To be done » Reproduce each record exactly.

*** Data provided ***

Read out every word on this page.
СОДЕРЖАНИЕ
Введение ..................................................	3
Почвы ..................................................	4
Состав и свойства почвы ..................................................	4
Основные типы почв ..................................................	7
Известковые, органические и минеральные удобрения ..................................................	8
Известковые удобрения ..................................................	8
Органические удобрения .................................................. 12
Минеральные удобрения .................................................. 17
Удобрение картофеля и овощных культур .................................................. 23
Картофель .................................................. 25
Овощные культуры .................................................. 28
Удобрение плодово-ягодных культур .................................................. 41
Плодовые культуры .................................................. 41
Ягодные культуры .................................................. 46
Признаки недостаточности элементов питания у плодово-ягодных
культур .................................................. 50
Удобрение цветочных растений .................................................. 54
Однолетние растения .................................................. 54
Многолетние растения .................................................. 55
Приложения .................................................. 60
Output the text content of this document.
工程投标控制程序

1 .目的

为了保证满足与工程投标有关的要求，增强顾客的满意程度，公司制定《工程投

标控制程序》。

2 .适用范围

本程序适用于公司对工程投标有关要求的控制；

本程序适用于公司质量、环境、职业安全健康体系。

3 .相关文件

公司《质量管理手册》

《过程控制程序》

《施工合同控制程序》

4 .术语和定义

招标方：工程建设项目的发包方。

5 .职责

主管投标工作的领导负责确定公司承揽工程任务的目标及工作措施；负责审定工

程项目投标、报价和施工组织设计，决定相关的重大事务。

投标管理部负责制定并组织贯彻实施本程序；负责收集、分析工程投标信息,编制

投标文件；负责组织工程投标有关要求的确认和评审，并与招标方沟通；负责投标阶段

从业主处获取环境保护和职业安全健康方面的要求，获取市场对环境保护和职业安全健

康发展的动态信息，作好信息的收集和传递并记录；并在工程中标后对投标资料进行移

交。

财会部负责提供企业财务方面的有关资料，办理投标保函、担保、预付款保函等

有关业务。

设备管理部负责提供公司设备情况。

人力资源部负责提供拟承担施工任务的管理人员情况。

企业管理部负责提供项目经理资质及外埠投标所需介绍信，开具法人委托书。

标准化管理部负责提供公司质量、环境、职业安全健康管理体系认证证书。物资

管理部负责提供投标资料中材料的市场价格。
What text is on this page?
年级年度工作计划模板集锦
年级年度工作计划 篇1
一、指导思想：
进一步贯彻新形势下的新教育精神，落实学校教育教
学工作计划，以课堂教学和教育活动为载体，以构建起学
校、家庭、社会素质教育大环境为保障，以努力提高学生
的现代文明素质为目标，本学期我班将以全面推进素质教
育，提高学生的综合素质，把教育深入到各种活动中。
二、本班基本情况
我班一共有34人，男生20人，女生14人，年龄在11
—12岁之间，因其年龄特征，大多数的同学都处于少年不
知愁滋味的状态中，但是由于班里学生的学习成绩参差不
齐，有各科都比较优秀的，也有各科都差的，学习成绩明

***

Exercise output »
Read out every word on this page.
СОДЕРЖАНИЕ
Введение ..................................................	3
Почвы ..................................................	4
Состав и свойства почвы ..................................................	4
Основные типы почв ..................................................	7
Известковые, органические и минеральные удобрения ..................................................	8
Известковые удобрения ..................................................	8
Органические удобрения .................................................. 12
Минеральные удобрения .................................................. 17
Удобрение картофеля и овощных культур .................................................. 23
Картофель .................................................. 25
Овощные культуры .................................................. 28
Удобрение плодово-ягодных культур .................................................. 41
Плодовые культуры .................................................. 41
Ягодные культуры .................................................. 46
Признаки недостаточности элементов питания у плодово-ягодных
культур .................................................. 50
Удобрение цветочных растений .................................................. 54
Однолетние растения .................................................. 54
Многолетние растения .................................................. 55
Приложения .................................................. 60
Output the text content of this document.
工程投标控制程序

1 .目的

为了保证满足与工程投标有关的要求，增强顾客的满意程度，公司制定《工程投

标控制程序》。

2 .适用范围

本程序适用于公司对工程投标有关要求的控制；

本程序适用于公司质量、环境、职业安全健康体系。

3 .相关文件

公司《质量管理手册》

《过程控制程序》

《施工合同控制程序》

4 .术语和定义

招标方：工程建设项目的发包方。

5 .职责

主管投标工作的领导负责确定公司承揽工程任务的目标及工作措施；负责审定工

程项目投标、报价和施工组织设计，决定相关的重大事务。

投标管理部负责制定并组织贯彻实施本程序；负责收集、分析工程投标信息,编制

投标文件；负责组织工程投标有关要求的确认和评审，并与招标方沟通；负责投标阶段

从业主处获取环境保护和职业安全健康方面的要求，获取市场对环境保护和职业安全健

康发展的动态信息，作好信息的收集和传递并记录；并在工程中标后对投标资料进行移

交。

财会部负责提供企业财务方面的有关资料，办理投标保函、担保、预付款保函等

有关业务。

设备管理部负责提供公司设备情况。

人力资源部负责提供拟承担施工任务的管理人员情况。

企业管理部负责提供项目经理资质及外埠投标所需介绍信，开具法人委托书。

标准化管理部负责提供公司质量、环境、职业安全健康管理体系认证证书。物资

管理部负责提供投标资料中材料的市场价格。
What text is on this page?
年级年度工作计划模板集锦
年级年度工作计划 篇1
一、指导思想：
进一步贯彻新形势下的新教育精神，落实学校教育教
学工作计划，以课堂教学和教育活动为载体，以构建起学
校、家庭、社会素质教育大环境为保障，以努力提高学生
的现代文明素质为目标，本学期我班将以全面推进素质教
育，提高学生的综合素质，把教育深入到各种活动中。
二、本班基本情况
我班一共有34人，男生20人，女生14人，年龄在11
—12岁之间，因其年龄特征，大多数的同学都处于少年不
知愁滋味的状态中，但是由于班里学生的学习成绩参差不
齐，有各科都比较优秀的，也有各科都差的，学习成绩明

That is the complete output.